### Sayfa Alıntısı
Esas No: 2021/278
Karar No: 2022/4365
Karar Tarihi: 02.06.2022
Yargıtay 11. Hukuk Dairesi 2021/278 Esas 2022/4365 Karar Sayılı İlamı
11. Hukuk Dairesi 2021/278 E. , 2022/4365 K."İçtihat Metni"
MAHKEMESİ : BÖLGE ADLİYE MAHKEMESİ 20. HUKUK DAİRESİ
Taraflar arasında görülen davada Ankara 5. Asliye Ticaret Mahkemesince verilen 08.01.2019 tarih ve 2018/86 E. - 2019/8 K. sayılı kararın davacı vekili tarafından istinaf edilmesi üzerine, istinaf isteminin reddine dair Ankara Bölge Adliye Mahkemesi 20. Hukuk Dairesi'nce verilen 01.10.2020 tarih ve 2019/379 E. - 2020/780 K. sayılı kararın Yargıtay'ca incelenmesi davacı vekili tarafından istenmiş ve temyiz dilekçesinin süresi içinde verildiği anlaşılmış olmakla, dava dosyası için Tetkik Hakimi ... tarafından düzenlenen rapor dinlendikten ve yine dosya içerisindeki dilekçeler, duruşma tutanakları ve tüm belgeler okunup, incelendikten sonra işin gereği görüşülüp, düşünüldü:
Davacı vekili, taraflar arasında 2015-2016,2016-2017 yılları arasında kesin olarak, 2017-2018 yılları için ise anlaşılması halinde opsiyonel olarak öğrenci taşıma sözleşmesi akdedildiğini; ancak davaya konu sözleşmenin 2016 yılının Eylül ayında davalı şirket tarafından eylemli olarak feshedildiğini, oysa sözleşmenin 13. maddesi uyarınca işbu sözleşmenin tarafların birbirlerine yazılı muvafakat vermesi ile fesih edilebileceğini, bunun dışında hiçbir şekilde feshedilemeyeceğini, aksi halde fesheden ya da etmeye çalışan tarafın 100.000,00 TL tazminat ödemeyi peşinen kabul ettiğini, müvekkili şirketin diğer zararlarına ilişkin tazminat davası açma haklarını saklı tuttuklarını ileri sürerek, sözleşmenin, sözleşmeye aykırı bir şekilde feshedilmeye çalışıldığının tespiti ile sözleşmenin 13. maddesine aykırılıktan dolayı 100.000,00 TL.'lik ceza şarttan şimdilik 10.000 TL’nin, temerrüt tarihi olan 08.11.2016 tarihinden itibaren ticari faizi ile birlikte davalıdan tahsiline karar verilmesini talep ve dava etmiştir.

### Saklanan Kayıtlar
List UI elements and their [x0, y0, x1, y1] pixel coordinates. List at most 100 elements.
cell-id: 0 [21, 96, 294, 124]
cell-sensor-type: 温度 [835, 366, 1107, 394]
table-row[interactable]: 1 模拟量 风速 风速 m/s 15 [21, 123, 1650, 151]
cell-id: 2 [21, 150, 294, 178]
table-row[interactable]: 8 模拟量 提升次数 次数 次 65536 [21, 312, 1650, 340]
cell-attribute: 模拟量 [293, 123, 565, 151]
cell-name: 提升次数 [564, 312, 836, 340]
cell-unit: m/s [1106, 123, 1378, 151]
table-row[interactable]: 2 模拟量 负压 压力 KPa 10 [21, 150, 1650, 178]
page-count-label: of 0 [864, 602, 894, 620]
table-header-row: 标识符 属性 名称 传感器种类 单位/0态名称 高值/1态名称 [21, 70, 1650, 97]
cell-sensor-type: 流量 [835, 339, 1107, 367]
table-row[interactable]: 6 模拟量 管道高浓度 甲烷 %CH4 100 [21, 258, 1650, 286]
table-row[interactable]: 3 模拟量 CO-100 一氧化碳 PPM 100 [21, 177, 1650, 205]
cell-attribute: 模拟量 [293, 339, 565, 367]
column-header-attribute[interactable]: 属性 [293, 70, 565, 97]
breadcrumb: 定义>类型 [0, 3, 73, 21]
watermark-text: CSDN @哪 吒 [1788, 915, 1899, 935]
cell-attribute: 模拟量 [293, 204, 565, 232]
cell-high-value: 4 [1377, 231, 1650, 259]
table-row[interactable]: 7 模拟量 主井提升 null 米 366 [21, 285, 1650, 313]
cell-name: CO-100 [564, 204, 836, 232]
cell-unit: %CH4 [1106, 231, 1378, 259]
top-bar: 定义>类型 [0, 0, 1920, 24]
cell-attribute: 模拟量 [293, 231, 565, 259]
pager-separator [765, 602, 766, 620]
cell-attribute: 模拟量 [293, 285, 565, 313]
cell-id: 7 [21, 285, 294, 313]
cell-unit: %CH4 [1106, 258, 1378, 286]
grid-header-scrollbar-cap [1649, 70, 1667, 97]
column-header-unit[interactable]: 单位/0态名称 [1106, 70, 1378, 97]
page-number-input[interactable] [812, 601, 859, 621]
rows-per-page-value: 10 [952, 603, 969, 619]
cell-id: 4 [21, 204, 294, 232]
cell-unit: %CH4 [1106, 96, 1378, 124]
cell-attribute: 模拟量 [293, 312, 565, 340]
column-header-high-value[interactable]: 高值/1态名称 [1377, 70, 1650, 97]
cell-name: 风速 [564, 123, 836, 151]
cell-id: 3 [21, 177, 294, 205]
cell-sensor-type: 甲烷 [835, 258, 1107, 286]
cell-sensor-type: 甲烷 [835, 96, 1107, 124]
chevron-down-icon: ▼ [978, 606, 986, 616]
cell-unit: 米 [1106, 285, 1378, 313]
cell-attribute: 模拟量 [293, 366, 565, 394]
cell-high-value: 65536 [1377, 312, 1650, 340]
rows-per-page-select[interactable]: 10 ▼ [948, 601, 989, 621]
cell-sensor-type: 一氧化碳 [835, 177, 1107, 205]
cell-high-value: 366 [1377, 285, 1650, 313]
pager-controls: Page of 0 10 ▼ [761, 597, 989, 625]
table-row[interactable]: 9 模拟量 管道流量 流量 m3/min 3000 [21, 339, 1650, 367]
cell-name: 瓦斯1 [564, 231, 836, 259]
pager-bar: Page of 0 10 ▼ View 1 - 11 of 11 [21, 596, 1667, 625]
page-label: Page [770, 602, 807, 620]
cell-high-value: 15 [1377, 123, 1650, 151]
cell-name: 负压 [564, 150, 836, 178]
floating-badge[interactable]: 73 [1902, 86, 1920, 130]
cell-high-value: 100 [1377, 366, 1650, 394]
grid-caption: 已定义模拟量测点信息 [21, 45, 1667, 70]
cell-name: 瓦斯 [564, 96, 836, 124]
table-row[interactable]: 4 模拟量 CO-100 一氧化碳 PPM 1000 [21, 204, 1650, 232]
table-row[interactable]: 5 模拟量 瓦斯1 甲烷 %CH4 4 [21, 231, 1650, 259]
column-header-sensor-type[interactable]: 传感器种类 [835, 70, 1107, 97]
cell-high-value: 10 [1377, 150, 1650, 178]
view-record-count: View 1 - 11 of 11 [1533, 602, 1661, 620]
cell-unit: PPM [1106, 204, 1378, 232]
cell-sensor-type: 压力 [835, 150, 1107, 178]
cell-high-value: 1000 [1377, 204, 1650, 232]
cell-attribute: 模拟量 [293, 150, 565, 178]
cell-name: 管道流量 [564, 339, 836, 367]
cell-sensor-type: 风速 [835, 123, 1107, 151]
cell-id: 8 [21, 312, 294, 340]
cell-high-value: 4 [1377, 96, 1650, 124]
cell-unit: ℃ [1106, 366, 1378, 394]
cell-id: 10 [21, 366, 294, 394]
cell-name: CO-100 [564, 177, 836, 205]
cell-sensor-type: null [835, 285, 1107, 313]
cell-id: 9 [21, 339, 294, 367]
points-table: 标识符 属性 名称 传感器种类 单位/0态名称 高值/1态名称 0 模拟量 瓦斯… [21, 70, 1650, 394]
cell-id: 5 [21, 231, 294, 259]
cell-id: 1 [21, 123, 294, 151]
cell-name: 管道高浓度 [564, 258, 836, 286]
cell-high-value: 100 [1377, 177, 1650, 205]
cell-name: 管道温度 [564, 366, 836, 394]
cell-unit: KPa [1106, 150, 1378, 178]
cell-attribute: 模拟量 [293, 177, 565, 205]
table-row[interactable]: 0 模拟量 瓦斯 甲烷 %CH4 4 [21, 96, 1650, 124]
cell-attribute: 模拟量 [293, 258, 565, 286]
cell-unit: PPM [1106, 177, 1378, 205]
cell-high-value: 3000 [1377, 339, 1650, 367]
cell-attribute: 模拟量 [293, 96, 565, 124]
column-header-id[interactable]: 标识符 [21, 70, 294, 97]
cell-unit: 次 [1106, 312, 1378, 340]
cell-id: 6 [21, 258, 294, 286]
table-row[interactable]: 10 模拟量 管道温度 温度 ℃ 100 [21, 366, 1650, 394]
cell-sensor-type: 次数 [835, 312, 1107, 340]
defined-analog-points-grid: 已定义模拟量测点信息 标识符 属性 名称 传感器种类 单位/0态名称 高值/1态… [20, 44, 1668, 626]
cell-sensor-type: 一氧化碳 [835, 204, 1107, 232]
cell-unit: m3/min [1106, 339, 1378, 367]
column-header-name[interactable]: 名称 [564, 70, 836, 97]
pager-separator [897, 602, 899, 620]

### Verilen Görev
Yargıtay kararına göre davacı vekili, 100.000,00 TL'lik ceza şartından şimdilik ne kadarının davalıdan tahsilini talep etmiştir?

### Görev Yanıtı
10.000 TL'nin, 08.11.2016 tarihinden itibaren ticari faiziyle birlikte tahsilini talep etmiştir.